GIVEN EXERCISE: Set down each line of the data below exactly as it stands, dropping the pictures.

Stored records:

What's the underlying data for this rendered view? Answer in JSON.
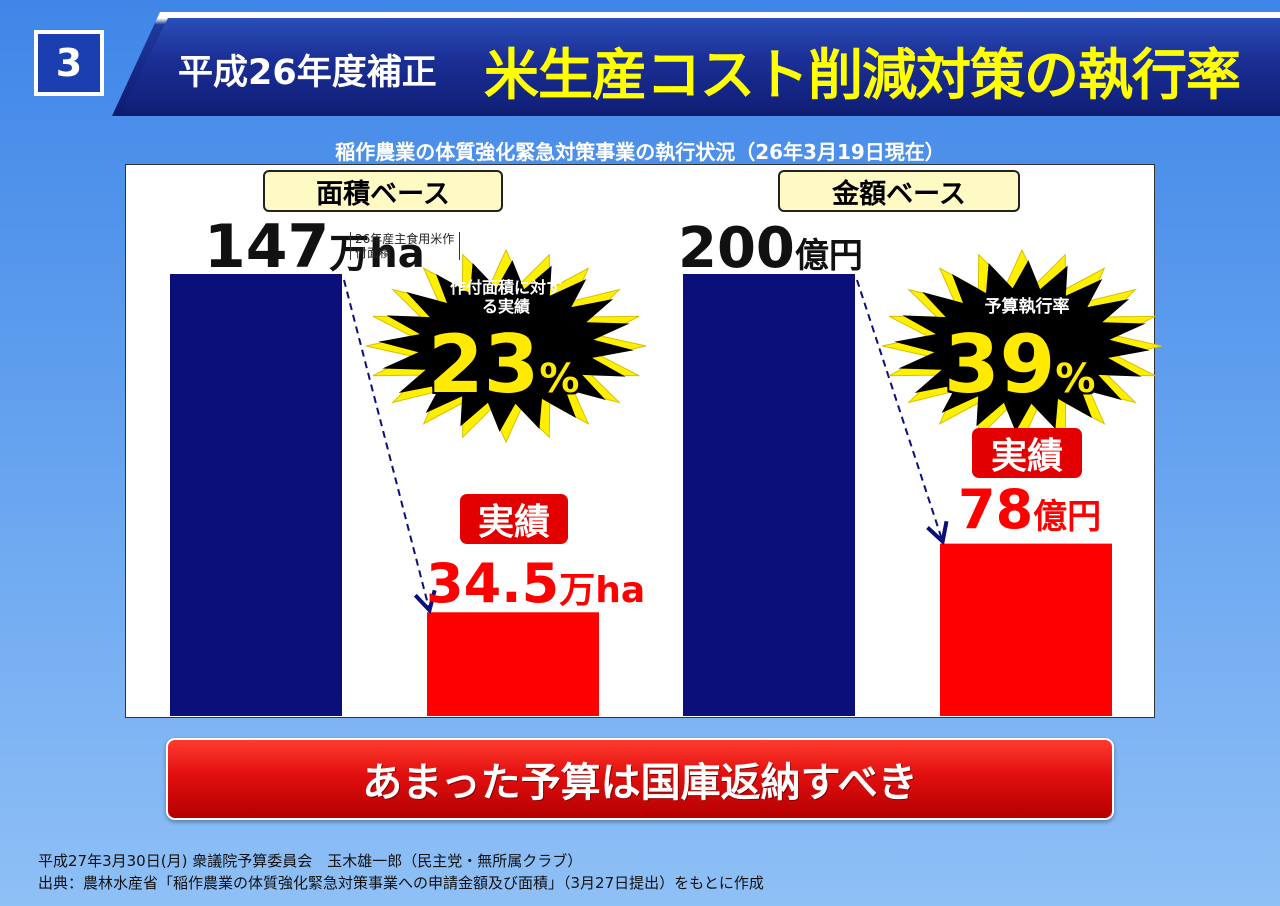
{
  "header": {
    "number": "3",
    "subtitle": "平成26年度補正",
    "title": "米生産コスト削減対策の執行率"
  },
  "chart_caption": "稲作農業の体質強化緊急対策事業の執行状況（26年3月19日現在）",
  "chart_data": [
    {
      "type": "bar",
      "group_label": "面積ベース",
      "categories": [
        "",
        "実績"
      ],
      "values": [
        147,
        34.5
      ],
      "unit": "万ha",
      "value_labels": [
        "147",
        "34.5"
      ],
      "colors": [
        "#0a0f7a",
        "#ff0000"
      ],
      "note": "26年産主食用米作付面積",
      "burst": {
        "caption": "作付面積に対する実績",
        "value": "23",
        "unit": "%"
      }
    },
    {
      "type": "bar",
      "group_label": "金額ベース",
      "categories": [
        "",
        "実績"
      ],
      "values": [
        200,
        78
      ],
      "unit": "億円",
      "value_labels": [
        "200",
        "78"
      ],
      "colors": [
        "#0a0f7a",
        "#ff0000"
      ],
      "burst": {
        "caption": "予算執行率",
        "value": "39",
        "unit": "%"
      }
    }
  ],
  "cta_text": "あまった予算は国庫返納すべき",
  "footer": {
    "line1": "平成27年3月30日(月) 衆議院予算委員会　玉木雄一郎（民主党・無所属クラブ）",
    "line2": "出典：農林水産省「稲作農業の体質強化緊急対策事業への申請金額及び面積」（3月27日提出）をもとに作成"
  }
}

ANSWER IN FULL:
What's the underlying data for this rendered view? Answer in JSON.
{
  "header": {
    "number": "3",
    "subtitle": "平成26年度補正",
    "title": "米生産コスト削減対策の執行率"
  },
  "chart_caption": "稲作農業の体質強化緊急対策事業の執行状況（26年3月19日現在）",
  "chart_data": [
    {
      "type": "bar",
      "group_label": "面積ベース",
      "categories": [
        "",
        "実績"
      ],
      "values": [
        147,
        34.5
      ],
      "unit": "万ha",
      "value_labels": [
        "147",
        "34.5"
      ],
      "colors": [
        "#0a0f7a",
        "#ff0000"
      ],
      "note": "26年産主食用米作付面積",
      "burst": {
        "caption": "作付面積に対する実績",
        "value": "23",
        "unit": "%"
      }
    },
    {
      "type": "bar",
      "group_label": "金額ベース",
      "categories": [
        "",
        "実績"
      ],
      "values": [
        200,
        78
      ],
      "unit": "億円",
      "value_labels": [
        "200",
        "78"
      ],
      "colors": [
        "#0a0f7a",
        "#ff0000"
      ],
      "burst": {
        "caption": "予算執行率",
        "value": "39",
        "unit": "%"
      }
    }
  ],
  "cta_text": "あまった予算は国庫返納すべき",
  "footer": {
    "line1": "平成27年3月30日(月) 衆議院予算委員会　玉木雄一郎（民主党・無所属クラブ）",
    "line2": "出典：農林水産省「稲作農業の体質強化緊急対策事業への申請金額及び面積」（3月27日提出）をもとに作成"
  }
}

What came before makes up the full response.